▶ [Instruction]
Gather each line of the records where "structured" appears.

*** Exercise input ***

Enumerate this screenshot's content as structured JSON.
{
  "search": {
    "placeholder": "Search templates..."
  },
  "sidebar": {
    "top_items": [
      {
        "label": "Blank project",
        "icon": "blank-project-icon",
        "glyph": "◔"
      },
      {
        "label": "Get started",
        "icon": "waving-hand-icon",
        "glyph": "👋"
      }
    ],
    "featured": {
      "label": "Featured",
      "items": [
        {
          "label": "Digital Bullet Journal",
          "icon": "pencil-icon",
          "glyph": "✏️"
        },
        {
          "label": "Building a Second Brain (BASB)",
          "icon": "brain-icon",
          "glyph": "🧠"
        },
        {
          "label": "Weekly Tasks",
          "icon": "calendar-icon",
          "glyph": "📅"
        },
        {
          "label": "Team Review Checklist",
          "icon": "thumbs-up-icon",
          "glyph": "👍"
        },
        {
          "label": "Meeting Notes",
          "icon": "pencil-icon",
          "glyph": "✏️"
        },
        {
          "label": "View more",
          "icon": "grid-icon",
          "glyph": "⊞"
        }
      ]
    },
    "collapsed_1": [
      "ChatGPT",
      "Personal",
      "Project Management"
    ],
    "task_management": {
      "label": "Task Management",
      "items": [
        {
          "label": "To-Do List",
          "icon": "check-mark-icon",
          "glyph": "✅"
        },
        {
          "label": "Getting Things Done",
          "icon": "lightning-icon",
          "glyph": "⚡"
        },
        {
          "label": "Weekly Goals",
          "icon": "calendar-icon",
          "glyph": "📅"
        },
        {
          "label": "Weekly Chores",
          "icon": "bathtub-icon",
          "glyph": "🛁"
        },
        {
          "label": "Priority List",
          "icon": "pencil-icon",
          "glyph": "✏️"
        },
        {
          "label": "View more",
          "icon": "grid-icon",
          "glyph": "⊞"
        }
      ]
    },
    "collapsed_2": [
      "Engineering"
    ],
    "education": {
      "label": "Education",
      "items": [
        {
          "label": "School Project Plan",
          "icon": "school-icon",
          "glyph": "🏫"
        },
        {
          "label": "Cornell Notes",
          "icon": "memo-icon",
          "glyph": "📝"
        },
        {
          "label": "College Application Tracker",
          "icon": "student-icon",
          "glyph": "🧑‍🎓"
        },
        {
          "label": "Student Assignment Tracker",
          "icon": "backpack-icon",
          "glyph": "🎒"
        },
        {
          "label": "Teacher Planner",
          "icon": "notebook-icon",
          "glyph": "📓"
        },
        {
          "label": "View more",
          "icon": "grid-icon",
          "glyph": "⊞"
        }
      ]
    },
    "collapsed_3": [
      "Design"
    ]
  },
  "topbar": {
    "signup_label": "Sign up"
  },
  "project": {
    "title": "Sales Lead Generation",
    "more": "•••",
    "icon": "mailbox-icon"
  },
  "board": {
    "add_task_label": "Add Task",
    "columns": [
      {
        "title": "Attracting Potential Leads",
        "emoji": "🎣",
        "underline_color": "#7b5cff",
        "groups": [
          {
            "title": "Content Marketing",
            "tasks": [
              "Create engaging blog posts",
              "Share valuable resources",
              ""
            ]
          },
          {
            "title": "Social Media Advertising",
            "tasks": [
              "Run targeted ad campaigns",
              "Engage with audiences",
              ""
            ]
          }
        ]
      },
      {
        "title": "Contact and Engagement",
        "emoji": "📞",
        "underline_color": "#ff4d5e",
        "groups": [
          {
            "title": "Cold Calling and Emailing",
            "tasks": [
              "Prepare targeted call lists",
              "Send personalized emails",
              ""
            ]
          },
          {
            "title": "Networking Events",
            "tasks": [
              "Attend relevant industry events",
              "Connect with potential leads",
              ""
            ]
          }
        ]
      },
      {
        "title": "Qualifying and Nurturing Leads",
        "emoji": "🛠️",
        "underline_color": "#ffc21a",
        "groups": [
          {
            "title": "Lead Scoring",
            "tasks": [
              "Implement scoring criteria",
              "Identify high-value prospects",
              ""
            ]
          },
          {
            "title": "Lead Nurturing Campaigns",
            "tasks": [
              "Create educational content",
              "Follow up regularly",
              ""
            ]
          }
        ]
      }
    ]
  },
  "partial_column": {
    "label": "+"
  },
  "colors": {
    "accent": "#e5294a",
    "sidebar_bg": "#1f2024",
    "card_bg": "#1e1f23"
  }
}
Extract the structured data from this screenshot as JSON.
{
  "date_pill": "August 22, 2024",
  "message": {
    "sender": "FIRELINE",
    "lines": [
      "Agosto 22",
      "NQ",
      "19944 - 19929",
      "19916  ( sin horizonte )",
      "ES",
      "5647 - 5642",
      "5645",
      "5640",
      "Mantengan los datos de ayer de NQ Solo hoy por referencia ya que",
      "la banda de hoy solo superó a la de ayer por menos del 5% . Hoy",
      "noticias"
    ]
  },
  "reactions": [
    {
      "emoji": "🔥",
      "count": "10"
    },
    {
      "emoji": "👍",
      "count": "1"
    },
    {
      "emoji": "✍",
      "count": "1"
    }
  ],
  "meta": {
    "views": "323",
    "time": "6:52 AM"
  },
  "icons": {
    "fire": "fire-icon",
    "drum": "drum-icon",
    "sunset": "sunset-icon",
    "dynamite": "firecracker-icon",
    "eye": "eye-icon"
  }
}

***

▶ [Solution for this problem]
Enumerate this screenshot's content as structured JSON.
Extract the structured data from this screenshot as JSON.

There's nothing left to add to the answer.